/---

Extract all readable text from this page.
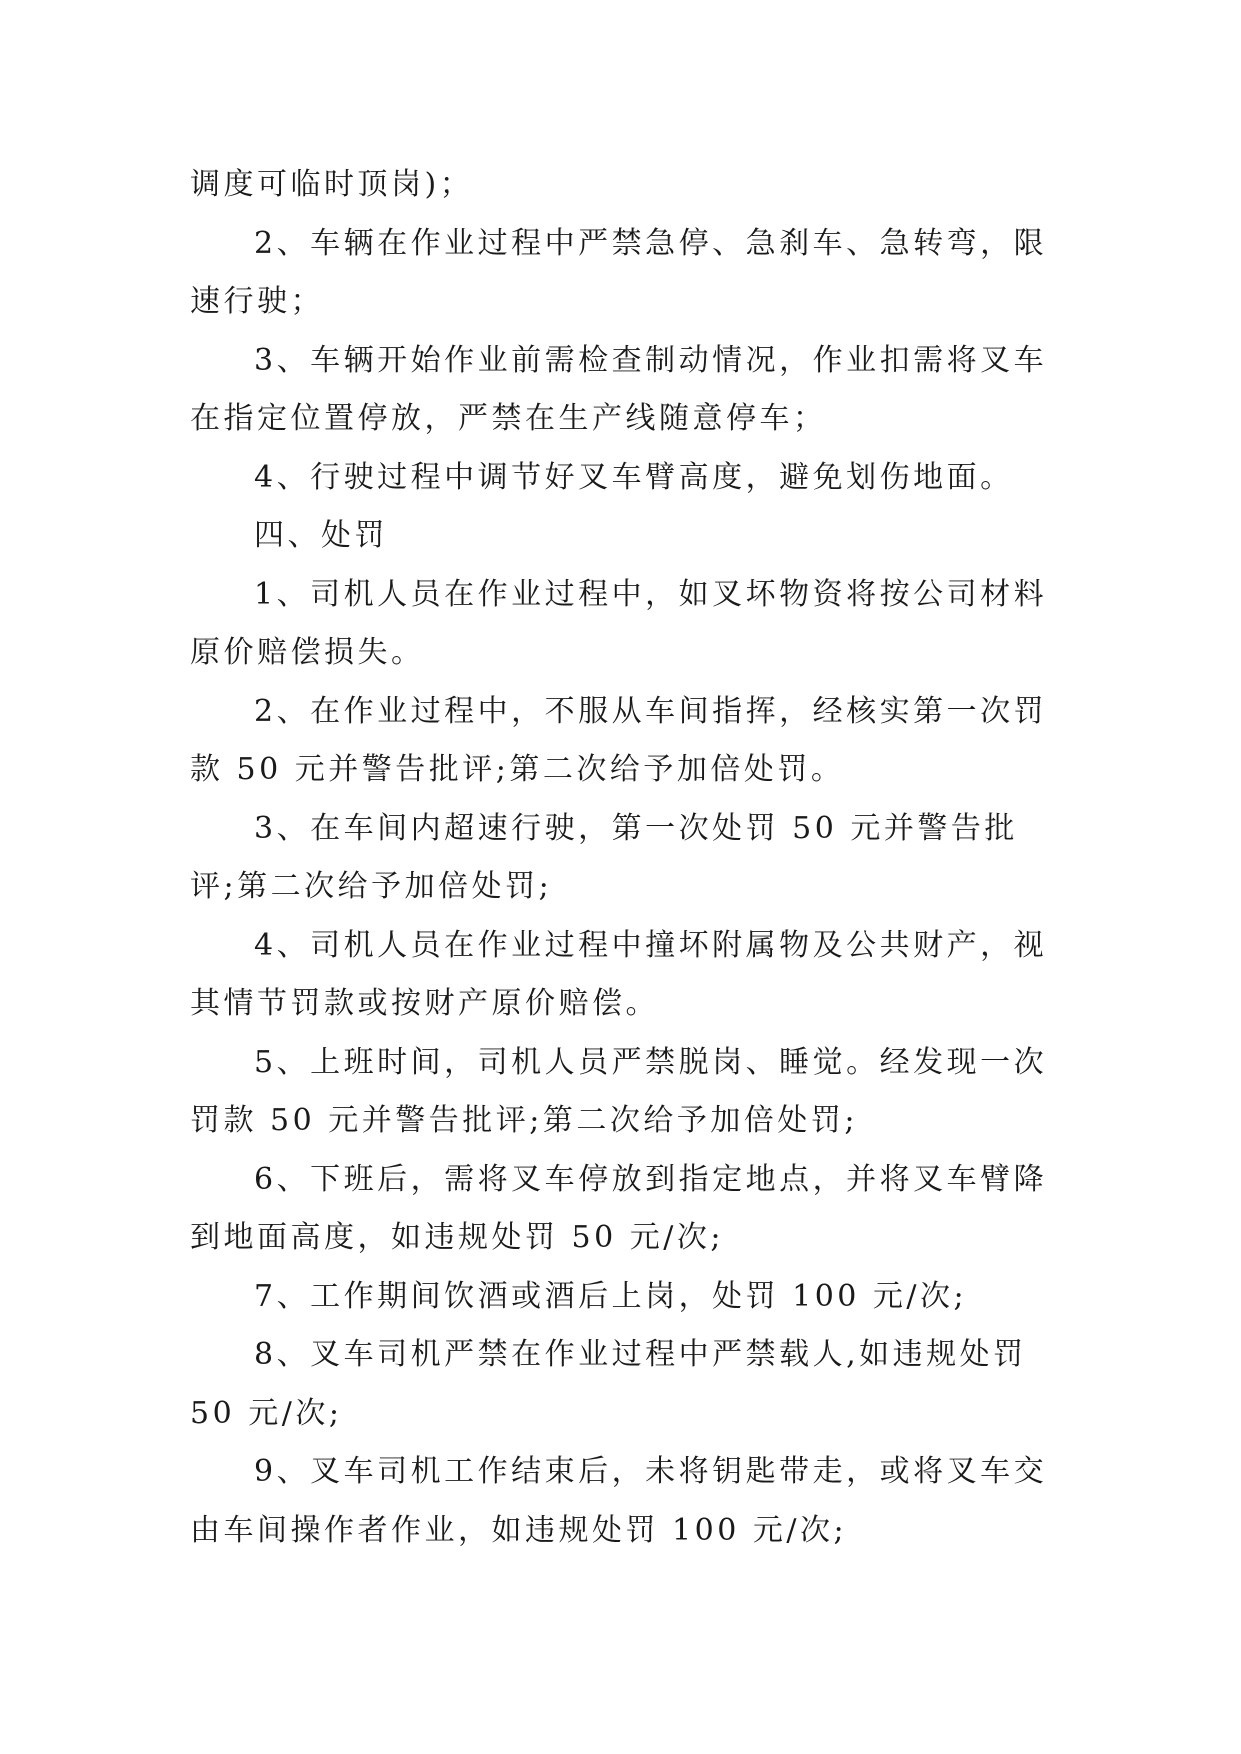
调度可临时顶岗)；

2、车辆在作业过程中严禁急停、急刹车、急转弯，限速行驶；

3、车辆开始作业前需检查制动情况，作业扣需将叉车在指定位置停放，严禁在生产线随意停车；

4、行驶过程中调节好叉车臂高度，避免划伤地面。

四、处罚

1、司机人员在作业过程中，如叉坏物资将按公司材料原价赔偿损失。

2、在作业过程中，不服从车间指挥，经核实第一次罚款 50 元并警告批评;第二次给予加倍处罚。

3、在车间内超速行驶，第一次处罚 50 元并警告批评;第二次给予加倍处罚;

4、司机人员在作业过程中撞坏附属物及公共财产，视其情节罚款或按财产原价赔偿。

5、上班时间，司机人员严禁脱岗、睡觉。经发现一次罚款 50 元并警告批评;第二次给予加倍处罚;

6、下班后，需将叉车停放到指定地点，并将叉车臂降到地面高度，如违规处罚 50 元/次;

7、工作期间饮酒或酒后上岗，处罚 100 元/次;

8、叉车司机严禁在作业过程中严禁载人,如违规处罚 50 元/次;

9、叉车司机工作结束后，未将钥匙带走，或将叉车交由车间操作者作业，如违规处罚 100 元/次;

\---

[Stated goal] Without including any picture, repeat the data exactly.

[Right answer]
Extract all readable text from this page.
调度可临时顶岗)；

2、车辆在作业过程中严禁急停、急刹车、急转弯，限速行驶；

3、车辆开始作业前需检查制动情况，作业扣需将叉车在指定位置停放，严禁在生产线随意停车；

4、行驶过程中调节好叉车臂高度，避免划伤地面。

四、处罚

1、司机人员在作业过程中，如叉坏物资将按公司材料原价赔偿损失。

2、在作业过程中，不服从车间指挥，经核实第一次罚款 50 元并警告批评;第二次给予加倍处罚。

3、在车间内超速行驶，第一次处罚 50 元并警告批评;第二次给予加倍处罚;

4、司机人员在作业过程中撞坏附属物及公共财产，视其情节罚款或按财产原价赔偿。

5、上班时间，司机人员严禁脱岗、睡觉。经发现一次罚款 50 元并警告批评;第二次给予加倍处罚;

6、下班后，需将叉车停放到指定地点，并将叉车臂降到地面高度，如违规处罚 50 元/次;

7、工作期间饮酒或酒后上岗，处罚 100 元/次;

8、叉车司机严禁在作业过程中严禁载人,如违规处罚 50 元/次;

9、叉车司机工作结束后，未将钥匙带走，或将叉车交由车间操作者作业，如违规处罚 100 元/次;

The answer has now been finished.